— begin DATA SHOWN —

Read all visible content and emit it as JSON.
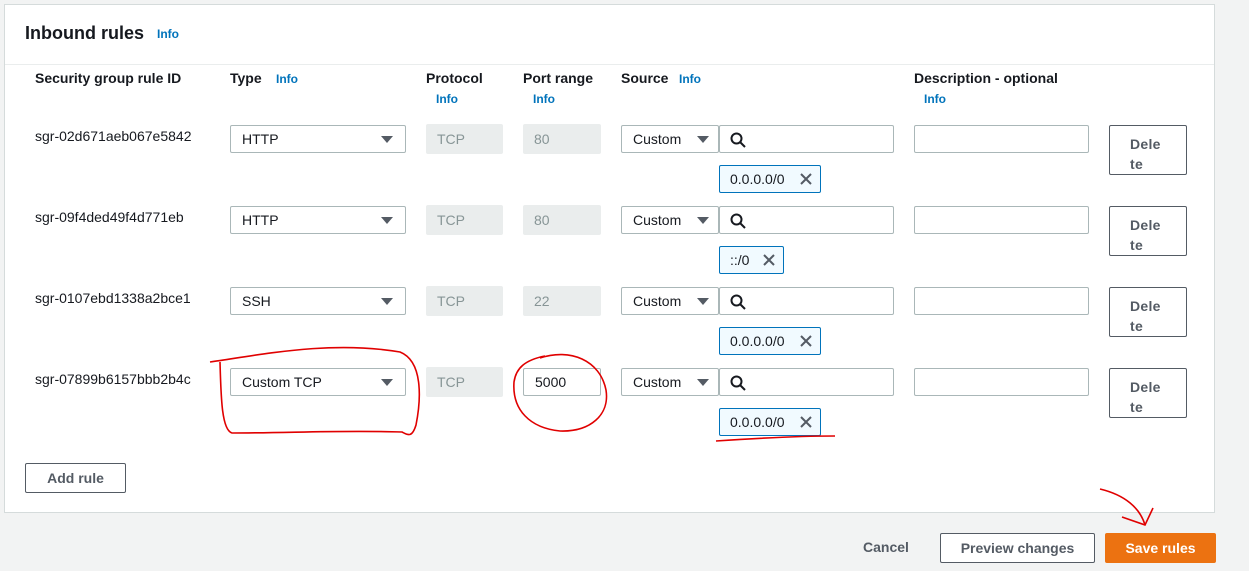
{
  "panel": {
    "title": "Inbound rules",
    "info": "Info"
  },
  "columns": {
    "rule_id": "Security group rule ID",
    "type": "Type",
    "type_info": "Info",
    "protocol": "Protocol",
    "protocol_info": "Info",
    "port_range": "Port range",
    "port_info": "Info",
    "source": "Source",
    "source_info": "Info",
    "description": "Description - optional",
    "description_info": "Info"
  },
  "rules": [
    {
      "id": "sgr-02d671aeb067e5842",
      "type": "HTTP",
      "protocol": "TCP",
      "port": "80",
      "source_type": "Custom",
      "cidr": "0.0.0.0/0",
      "description": "",
      "delete_line1": "Dele",
      "delete_line2": "te"
    },
    {
      "id": "sgr-09f4ded49f4d771eb",
      "type": "HTTP",
      "protocol": "TCP",
      "port": "80",
      "source_type": "Custom",
      "cidr": "::/0",
      "description": "",
      "delete_line1": "Dele",
      "delete_line2": "te"
    },
    {
      "id": "sgr-0107ebd1338a2bce1",
      "type": "SSH",
      "protocol": "TCP",
      "port": "22",
      "source_type": "Custom",
      "cidr": "0.0.0.0/0",
      "description": "",
      "delete_line1": "Dele",
      "delete_line2": "te"
    },
    {
      "id": "sgr-07899b6157bbb2b4c",
      "type": "Custom TCP",
      "protocol": "TCP",
      "port": "5000",
      "source_type": "Custom",
      "cidr": "0.0.0.0/0",
      "description": "",
      "delete_line1": "Dele",
      "delete_line2": "te"
    }
  ],
  "add_rule": "Add rule",
  "footer": {
    "cancel": "Cancel",
    "preview": "Preview changes",
    "save": "Save rules"
  },
  "colors": {
    "accent": "#ec7211",
    "link": "#0073bb",
    "annotation": "#e00000"
  }
}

— end DATA SHOWN —

Quote the records in full and exactly; skip any image.

Read all visible content and emit it as JSON.
{
  "panel": {
    "title": "Inbound rules",
    "info": "Info"
  },
  "columns": {
    "rule_id": "Security group rule ID",
    "type": "Type",
    "type_info": "Info",
    "protocol": "Protocol",
    "protocol_info": "Info",
    "port_range": "Port range",
    "port_info": "Info",
    "source": "Source",
    "source_info": "Info",
    "description": "Description - optional",
    "description_info": "Info"
  },
  "rules": [
    {
      "id": "sgr-02d671aeb067e5842",
      "type": "HTTP",
      "protocol": "TCP",
      "port": "80",
      "source_type": "Custom",
      "cidr": "0.0.0.0/0",
      "description": "",
      "delete_line1": "Dele",
      "delete_line2": "te"
    },
    {
      "id": "sgr-09f4ded49f4d771eb",
      "type": "HTTP",
      "protocol": "TCP",
      "port": "80",
      "source_type": "Custom",
      "cidr": "::/0",
      "description": "",
      "delete_line1": "Dele",
      "delete_line2": "te"
    },
    {
      "id": "sgr-0107ebd1338a2bce1",
      "type": "SSH",
      "protocol": "TCP",
      "port": "22",
      "source_type": "Custom",
      "cidr": "0.0.0.0/0",
      "description": "",
      "delete_line1": "Dele",
      "delete_line2": "te"
    },
    {
      "id": "sgr-07899b6157bbb2b4c",
      "type": "Custom TCP",
      "protocol": "TCP",
      "port": "5000",
      "source_type": "Custom",
      "cidr": "0.0.0.0/0",
      "description": "",
      "delete_line1": "Dele",
      "delete_line2": "te"
    }
  ],
  "add_rule": "Add rule",
  "footer": {
    "cancel": "Cancel",
    "preview": "Preview changes",
    "save": "Save rules"
  },
  "colors": {
    "accent": "#ec7211",
    "link": "#0073bb",
    "annotation": "#e00000"
  }
}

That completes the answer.